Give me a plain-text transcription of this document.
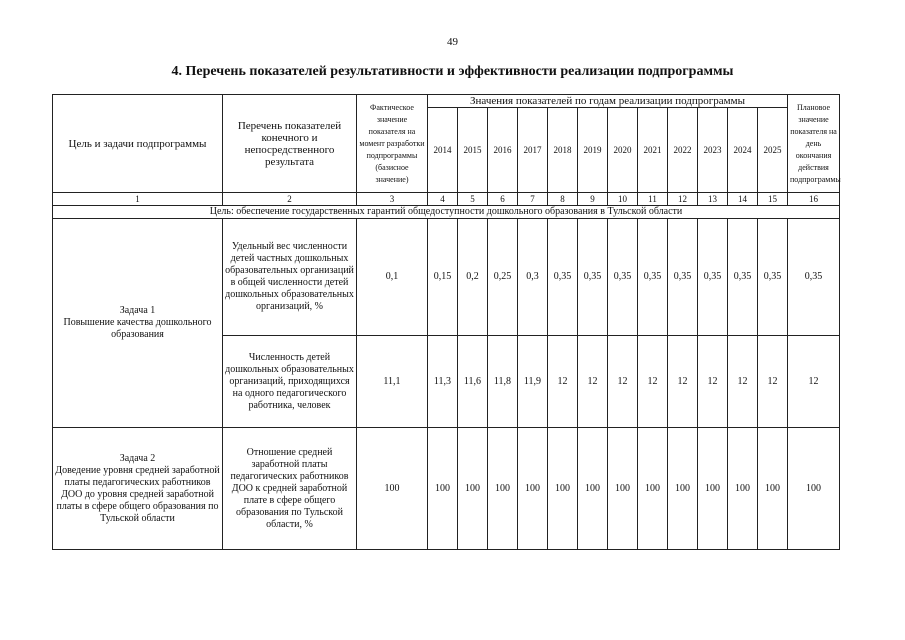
49
4. Перечень показателей результативности и эффективности реализации подпрограммы
Цель и задачи подпрограммы	Перечень показателей конечного и непосредственного результата	Фактическое значение показателя на момент разработки подпрограммы (базисное значение)	Значения показателей по годам реализации подпрограммы												Плановое значение показателя на день окончания действия подпрограммы
			2014	2015	2016	2017	2018	2019	2020	2021	2022	2023	2024	2025	
1	2	3	4	5	6	7	8	9	10	11	12	13	14	15	16
Цель: обеспечение государственных гарантий общедоступности дошкольного образования в Тульской области															

Задача 1
Повышение качества дошкольного образования	Удельный вес численности детей частных дошкольных образовательных организаций в общей численности детей дошкольных образовательных организаций, %	0,1	0,15	0,2	0,25	0,3	0,35	0,35	0,35	0,35	0,35	0,35	0,35	0,35	0,35
	Численность детей дошкольных образовательных организаций, приходящихся на одного педагогического работника, человек	11,1	11,3	11,6	11,8	11,9	12	12	12	12	12	12	12	12	12

Задача 2
Доведение уровня средней заработной платы педагогических работников ДОО до уровня средней заработной платы в сфере общего образования по Тульской области	Отношение средней заработной платы педагогических работников ДОО к средней заработной плате в сфере общего образования по Тульской области, %	100	100	100	100	100	100	100	100	100	100	100	100	100	100
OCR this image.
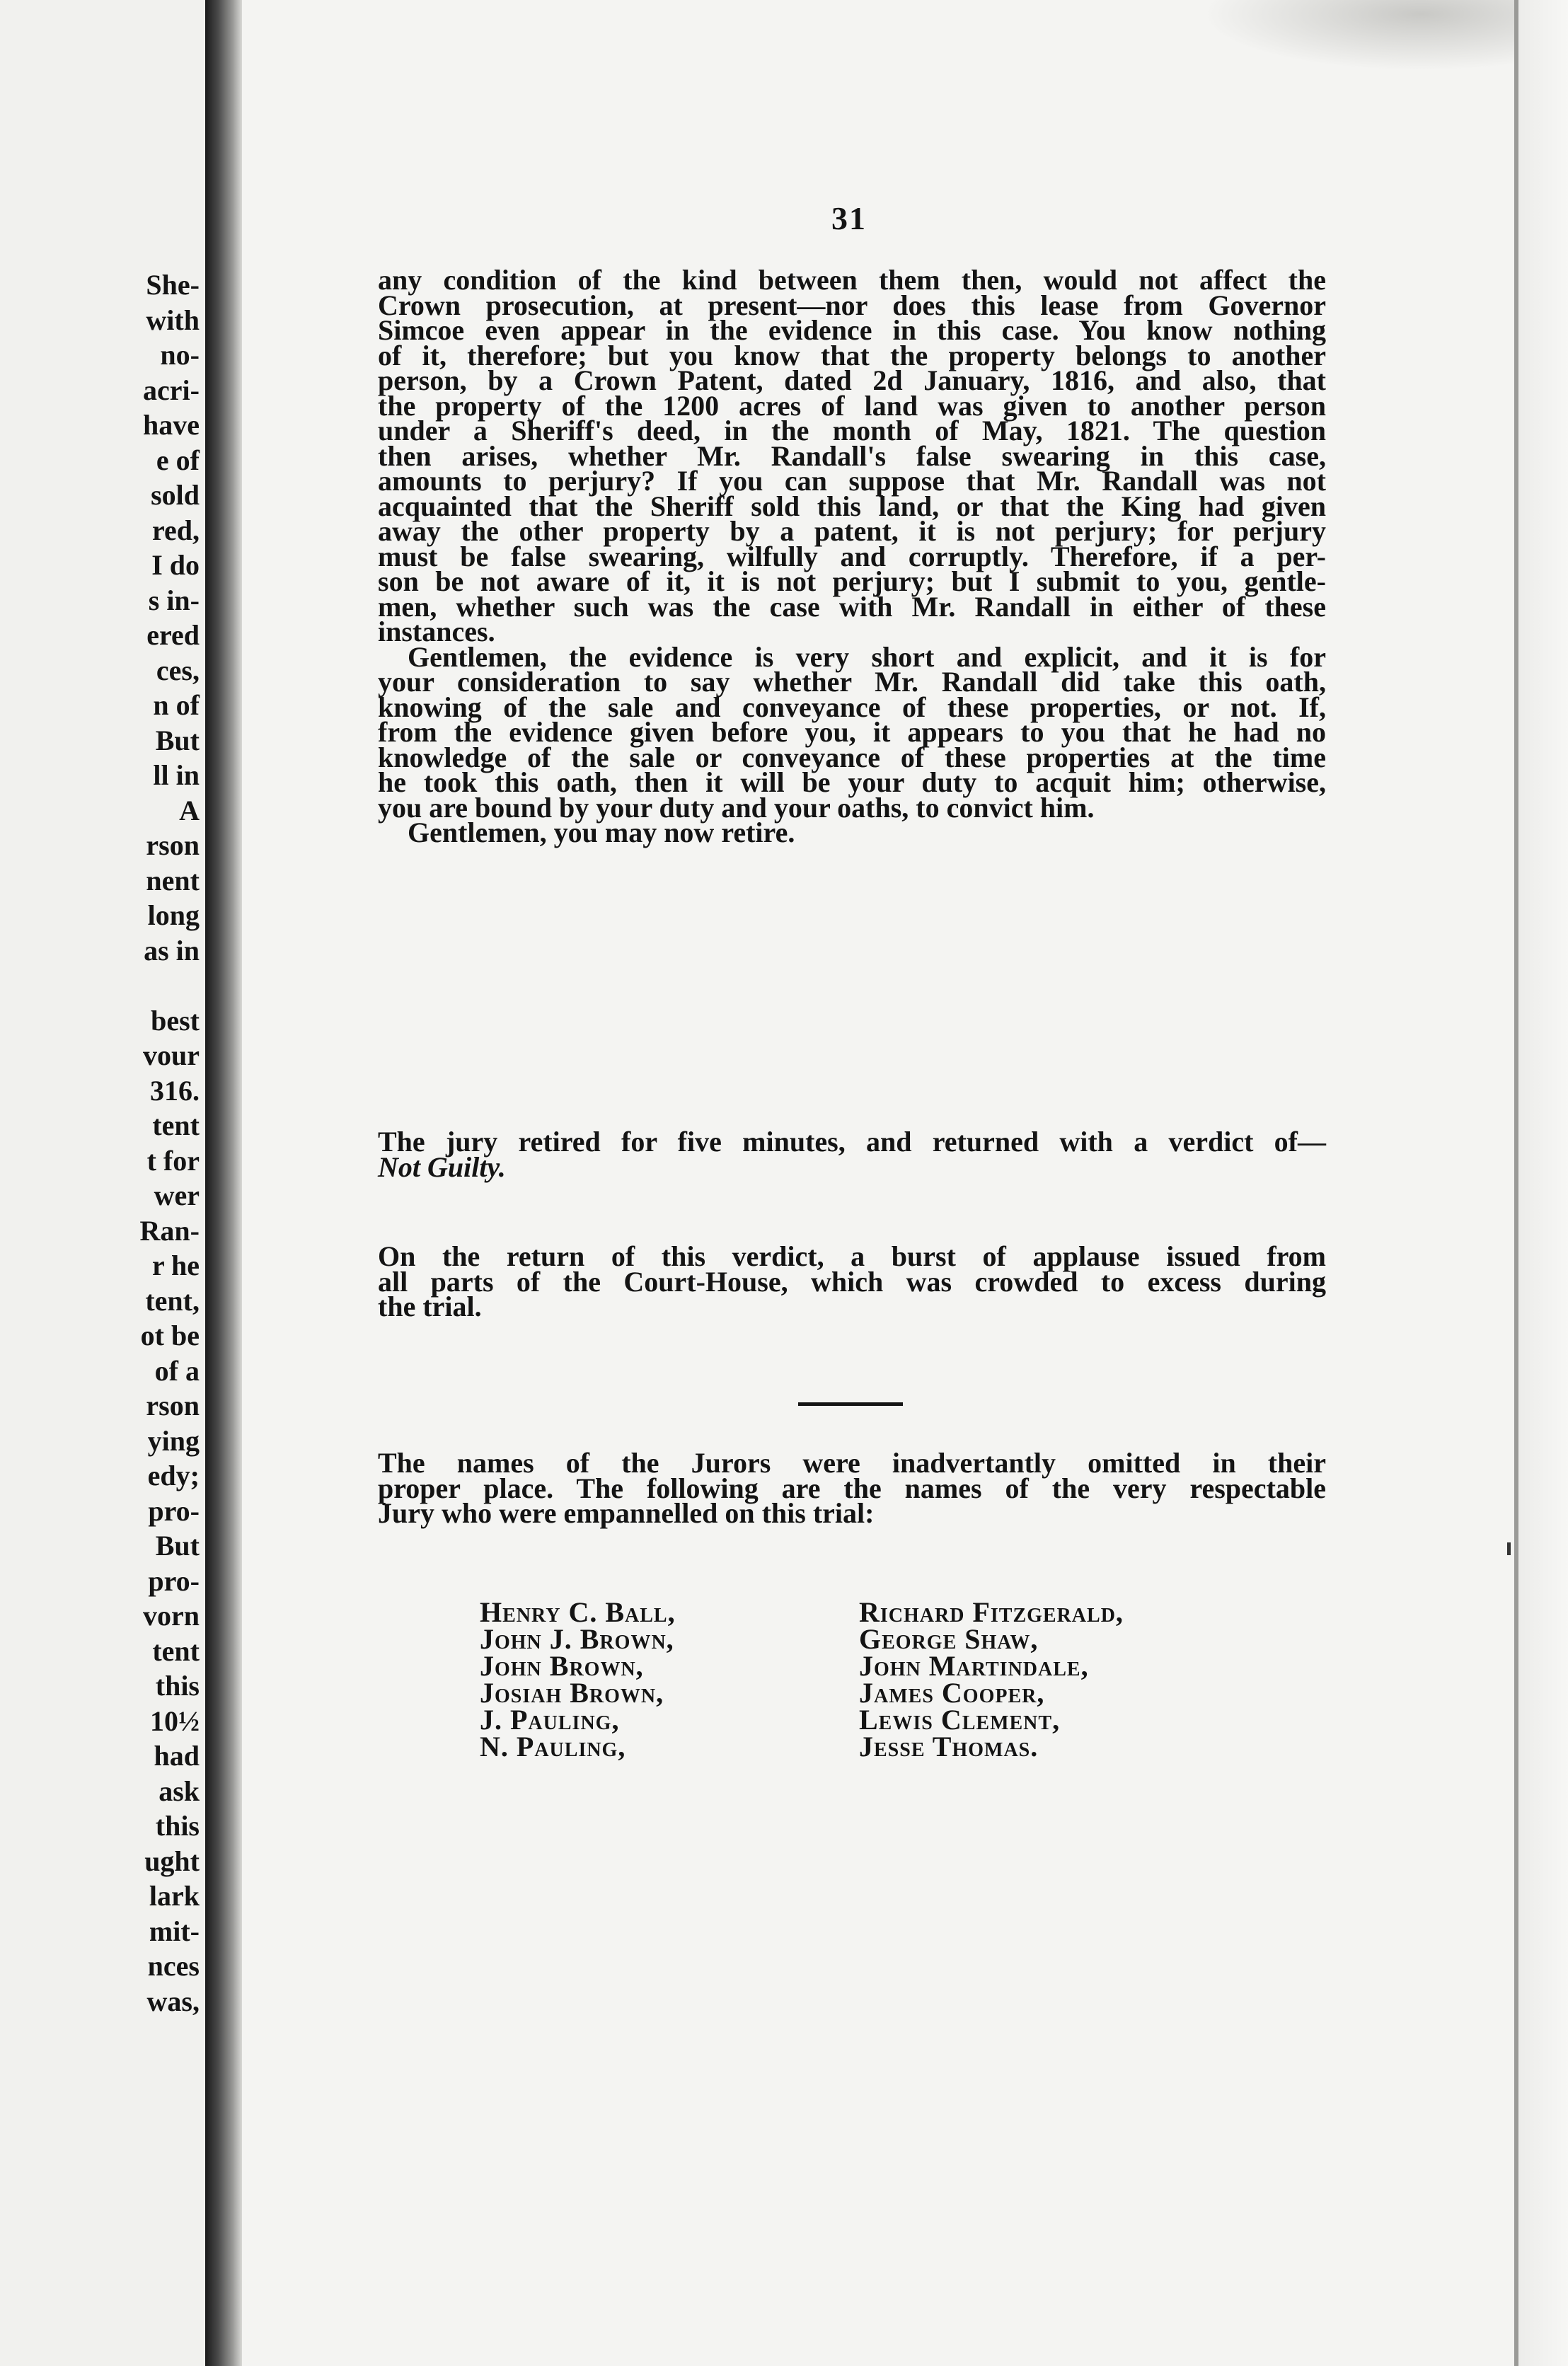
She-
with
no-
acri-
have
e of
sold
red,
I do
s in-
ered
ces,
n of
But
ll in
A
rson
nent
long
as in

best
vour
316.
tent
t for
wer
Ran-
r he
tent,
ot be
of a
rson
ying
edy;
pro-
But
pro-
vorn
tent
this
10½
had
ask
this
ught
lark
mit-
nces
was,
31
any condition of the kind between them then, would not affect the
Crown prosecution, at present—nor does this lease from Governor
Simcoe even appear in the evidence in this case. You know nothing
of it, therefore; but you know that the property belongs to another
person, by a Crown Patent, dated 2d January, 1816, and also, that
the property of the 1200 acres of land was given to another person
under a Sheriff's deed, in the month of May, 1821. The question
then arises, whether Mr. Randall's false swearing in this case,
amounts to perjury? If you can suppose that Mr. Randall was not
acquainted that the Sheriff sold this land, or that the King had given
away the other property by a patent, it is not perjury; for perjury
must be false swearing, wilfully and corruptly. Therefore, if a per-
son be not aware of it, it is not perjury; but I submit to you, gentle-
men, whether such was the case with Mr. Randall in either of these
instances.
Gentlemen, the evidence is very short and explicit, and it is for
your consideration to say whether Mr. Randall did take this oath,
knowing of the sale and conveyance of these properties, or not. If,
from the evidence given before you, it appears to you that he had no
knowledge of the sale or conveyance of these properties at the time
he took this oath, then it will be your duty to acquit him; otherwise,
you are bound by your duty and your oaths, to convict him.
Gentlemen, you may now retire.
The jury retired for five minutes, and returned with a verdict of—
Not Guilty.
On the return of this verdict, a burst of applause issued from
all parts of the Court-House, which was crowded to excess during
the trial.
The names of the Jurors were inadvertantly omitted in their
proper place. The following are the names of the very respectable
Jury who were empannelled on this trial:
Henry C. Ball,
John J. Brown,
John Brown,
Josiah Brown,
J. Pauling,
N. Pauling,
Richard Fitzgerald,
George Shaw,
John Martindale,
James Cooper,
Lewis Clement,
Jesse Thomas.
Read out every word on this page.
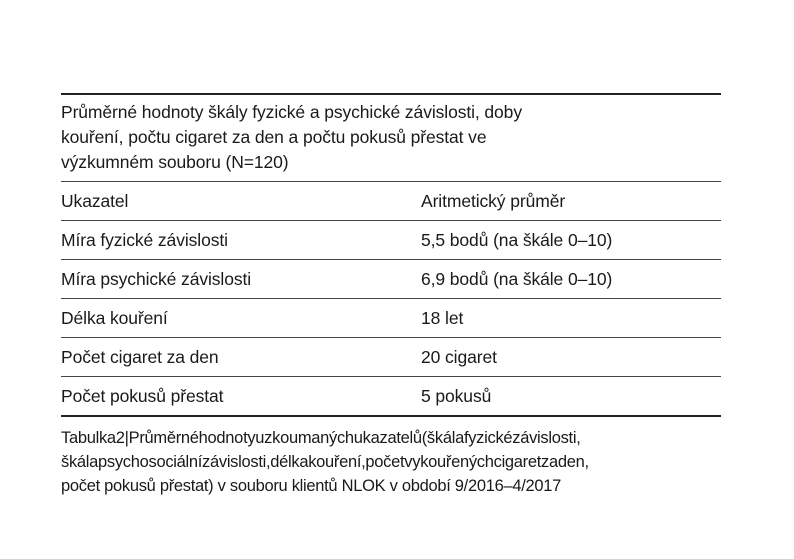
Průměrné hodnoty škály fyzické a psychické závislosti, doby
kouření, počtu cigaret za den a počtu pokusů přestat ve
výzkumném souboru (N=120)
Ukazatel	Aritmetický průměr
Míra fyzické závislosti	5,5 bodů (na škále 0–10)
Míra psychické závislosti	6,9 bodů (na škále 0–10)
Délka kouření	18 let
Počet cigaret za den	20 cigaret
Počet pokusů přestat	5 pokusů
Tabulka2|Průměrnéhodnotyuzkoumanýchukazatelů(škálafyzickézávislosti,
škálapsychosociálnízávislosti,délkakouření,početvykouřenýchcigaretzaden,
počet pokusů přestat) v souboru klientů NLOK v období 9/2016–4/2017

> _What is required_
Pick out each line in the material containing "your".

> _Completed exercise_
your consideration to say whether Mr. Randall did take this oath,
he took this oath, then it will be your duty to acquit him; otherwise,
you are bound by your duty and your oaths, to convict him.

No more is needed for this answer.